- [The task]: Quote the whole listing word for word. Do not include the pictures.
-------- Source data
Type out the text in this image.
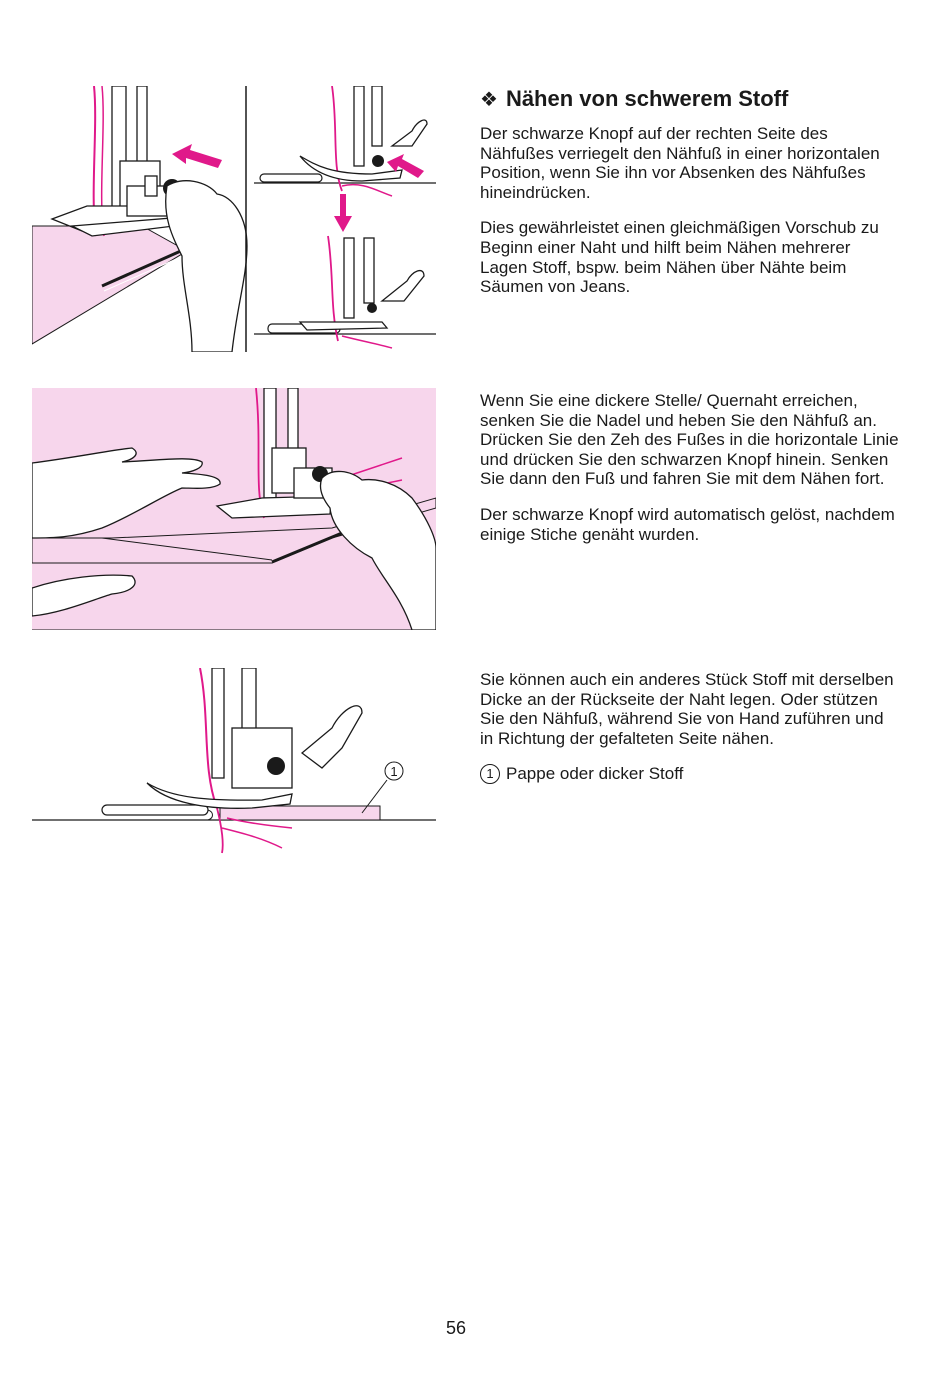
❖ Nähen von schwerem Stoff

Der schwarze Knopf auf der rechten Seite des Nähfußes verriegelt den Nähfuß in einer horizontalen Position, wenn Sie ihn vor Absenken des Nähfußes hineindrücken.

Dies gewährleistet einen gleichmäßigen Vorschub zu Beginn einer Naht und hilft beim Nähen mehrerer Lagen Stoff, bspw. beim Nähen über Nähte beim Säumen von Jeans.

Wenn Sie eine dickere Stelle/ Quernaht erreichen, senken Sie die Nadel und heben Sie den Nähfuß an. Drücken Sie den Zeh des Fußes in die horizontale Linie und drücken Sie den schwarzen Knopf hinein. Senken Sie dann den Fuß und fahren Sie mit dem Nähen fort.

Der schwarze Knopf wird automatisch gelöst, nachdem einige Stiche genäht wurden.

1

Sie können auch ein anderes Stück Stoff mit derselben Dicke an der Rückseite der Naht legen. Oder stützen Sie den Nähfuß, während Sie von Hand zuführen und in Richtung der gefalteten Seite nähen.

1 Pappe oder dicker Stoff

56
----------------
- [Response]:
Type out the text in this image.
❖ Nähen von schwerem Stoff

Der schwarze Knopf auf der rechten Seite des Nähfußes verriegelt den Nähfuß in einer horizontalen Position, wenn Sie ihn vor Absenken des Nähfußes hineindrücken.

Dies gewährleistet einen gleichmäßigen Vorschub zu Beginn einer Naht und hilft beim Nähen mehrerer Lagen Stoff, bspw. beim Nähen über Nähte beim Säumen von Jeans.

Wenn Sie eine dickere Stelle/ Quernaht erreichen, senken Sie die Nadel und heben Sie den Nähfuß an. Drücken Sie den Zeh des Fußes in die horizontale Linie und drücken Sie den schwarzen Knopf hinein. Senken Sie dann den Fuß und fahren Sie mit dem Nähen fort.

Der schwarze Knopf wird automatisch gelöst, nachdem einige Stiche genäht wurden.

1

Sie können auch ein anderes Stück Stoff mit derselben Dicke an der Rückseite der Naht legen. Oder stützen Sie den Nähfuß, während Sie von Hand zuführen und in Richtung der gefalteten Seite nähen.

1 Pappe oder dicker Stoff

56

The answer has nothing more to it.